▸ **TASK A**:
In the plumbing forum thread, what was the water line out of the well tank made of?
▸ **TASK B**:
Please reproduce everything in the plumbing forum thread from "Hey wanted us" down to "the DWV system.", unchanged.
▸ **TASK C**:
Decide whether each statement agrees with the plumbing forum thread, answering yes or no and quoting the words that settle it: (i) The bathroom remodel was a DIY job. (ii) Mississippiplum says the post was sent from the office. (iii) Plumbersteve's post presents day three of the work.

▸ **QUOTED TEXT**:
***

# Making good of a bad situation



## Plumbersteve (Jan 25, 2011)

Hey wanted us to bid putting the fixtures in their DIY bathroom remodel, but we told them that we wouldn't do it without completely redoing the DWV system. 

Here is day one. 

Also, there is a pic of the water line out of the well tank. Radiator hose to what appears to be a flexible gas connector. Sheesh...


----------



## Mississippiplum (Sep 30, 2011)

That has to be some of the worst hackery we have seen on here, I think
I need a drink.

sent from the jobsite porta-potty


----------



## justin (May 14, 2010)

whoa ! thats ghetto !


----------



## Widdershins (Feb 5, 2011)

Mississippiplum said:


> That has to be some of the worst hackery we have seen on here, I think
> I need a drink.
> 
> sent from the jobsite porta-potty


What is this the legal drinking age out there in the swamp, Mrs. Pissy?


----------



## Mississippiplum (Sep 30, 2011)

Widdershins said:


> What is this the legal drinking age out there in the swamp, Mrs. Pissy?

***

▸ **EXTRACTED MATERIAL**:
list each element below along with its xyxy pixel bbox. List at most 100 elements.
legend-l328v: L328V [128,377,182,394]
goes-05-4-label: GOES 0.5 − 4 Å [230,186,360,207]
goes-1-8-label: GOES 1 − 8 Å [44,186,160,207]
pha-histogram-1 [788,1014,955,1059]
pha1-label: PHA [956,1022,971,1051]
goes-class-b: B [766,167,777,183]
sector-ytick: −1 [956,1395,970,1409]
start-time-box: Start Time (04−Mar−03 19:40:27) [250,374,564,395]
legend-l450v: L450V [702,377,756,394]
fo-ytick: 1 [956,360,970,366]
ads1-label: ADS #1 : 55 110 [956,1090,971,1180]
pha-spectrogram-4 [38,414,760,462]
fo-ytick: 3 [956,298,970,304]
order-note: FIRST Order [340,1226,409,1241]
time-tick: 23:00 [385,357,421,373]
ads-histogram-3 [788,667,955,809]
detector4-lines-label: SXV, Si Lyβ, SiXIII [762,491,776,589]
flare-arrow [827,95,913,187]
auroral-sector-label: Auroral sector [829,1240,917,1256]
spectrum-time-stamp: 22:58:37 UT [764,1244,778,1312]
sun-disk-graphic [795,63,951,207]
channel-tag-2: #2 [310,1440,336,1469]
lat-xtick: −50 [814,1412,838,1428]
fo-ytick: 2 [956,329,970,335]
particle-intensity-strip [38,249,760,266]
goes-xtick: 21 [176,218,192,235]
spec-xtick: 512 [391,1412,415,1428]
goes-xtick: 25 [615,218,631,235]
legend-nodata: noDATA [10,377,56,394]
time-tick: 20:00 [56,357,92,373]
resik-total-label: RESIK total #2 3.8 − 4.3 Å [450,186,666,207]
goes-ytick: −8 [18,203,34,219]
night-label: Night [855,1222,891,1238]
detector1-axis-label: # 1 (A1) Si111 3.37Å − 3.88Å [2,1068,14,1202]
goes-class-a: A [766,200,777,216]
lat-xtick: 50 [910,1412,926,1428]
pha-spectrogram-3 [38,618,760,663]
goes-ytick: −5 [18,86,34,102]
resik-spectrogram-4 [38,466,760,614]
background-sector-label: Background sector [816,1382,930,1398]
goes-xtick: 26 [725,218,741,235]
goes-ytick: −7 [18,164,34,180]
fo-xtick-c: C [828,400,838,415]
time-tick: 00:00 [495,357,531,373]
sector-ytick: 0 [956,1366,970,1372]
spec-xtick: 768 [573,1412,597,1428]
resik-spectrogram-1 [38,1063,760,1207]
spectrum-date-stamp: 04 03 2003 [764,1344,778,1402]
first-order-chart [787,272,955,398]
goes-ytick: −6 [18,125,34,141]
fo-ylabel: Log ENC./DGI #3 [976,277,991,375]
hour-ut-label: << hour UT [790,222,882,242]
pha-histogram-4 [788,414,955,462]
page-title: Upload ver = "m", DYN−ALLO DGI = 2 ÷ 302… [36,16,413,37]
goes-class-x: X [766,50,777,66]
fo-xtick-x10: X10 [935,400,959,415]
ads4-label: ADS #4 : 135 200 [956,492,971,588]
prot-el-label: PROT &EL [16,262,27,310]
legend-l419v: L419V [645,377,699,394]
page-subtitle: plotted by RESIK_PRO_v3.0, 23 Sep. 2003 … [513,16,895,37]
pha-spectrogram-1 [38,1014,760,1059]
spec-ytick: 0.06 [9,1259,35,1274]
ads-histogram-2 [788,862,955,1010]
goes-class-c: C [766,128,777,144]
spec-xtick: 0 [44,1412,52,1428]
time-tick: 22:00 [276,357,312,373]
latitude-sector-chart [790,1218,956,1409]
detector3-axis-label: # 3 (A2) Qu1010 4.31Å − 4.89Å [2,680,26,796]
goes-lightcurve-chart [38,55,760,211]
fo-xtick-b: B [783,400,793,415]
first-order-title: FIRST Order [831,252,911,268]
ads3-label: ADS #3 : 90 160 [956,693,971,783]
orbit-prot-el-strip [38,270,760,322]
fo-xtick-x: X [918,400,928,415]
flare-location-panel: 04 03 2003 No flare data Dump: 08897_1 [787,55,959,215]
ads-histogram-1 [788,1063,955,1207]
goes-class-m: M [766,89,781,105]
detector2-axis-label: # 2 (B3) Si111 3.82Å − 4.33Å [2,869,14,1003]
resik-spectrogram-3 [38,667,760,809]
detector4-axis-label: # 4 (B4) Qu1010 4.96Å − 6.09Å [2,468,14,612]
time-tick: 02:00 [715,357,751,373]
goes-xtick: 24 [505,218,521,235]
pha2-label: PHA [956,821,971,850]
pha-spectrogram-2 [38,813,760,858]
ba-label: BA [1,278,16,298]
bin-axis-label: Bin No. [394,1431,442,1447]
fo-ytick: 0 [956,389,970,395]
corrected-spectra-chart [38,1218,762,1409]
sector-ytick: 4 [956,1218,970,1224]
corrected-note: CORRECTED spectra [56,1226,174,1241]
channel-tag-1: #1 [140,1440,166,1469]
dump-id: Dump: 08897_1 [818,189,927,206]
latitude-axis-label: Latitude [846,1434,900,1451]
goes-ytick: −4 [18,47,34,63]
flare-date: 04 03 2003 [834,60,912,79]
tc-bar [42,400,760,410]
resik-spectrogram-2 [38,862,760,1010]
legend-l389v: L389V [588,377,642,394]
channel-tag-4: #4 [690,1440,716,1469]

***

▸ **EXERCISE OUTPUT A**:
Radiator hose to what appears to be a flexible gas connector.

▸ **EXERCISE OUTPUT B**:
Hey wanted us to bid putting the fixtures in their DIY bathroom remodel, but we told them that we wouldn't do it without completely redoing the DWV system.

▸ **EXERCISE OUTPUT C**:
(i) Yes: "their DIY bathroom remodel"
(ii) No: "sent from the jobsite porta-potty"
(iii) No: "Here is day one."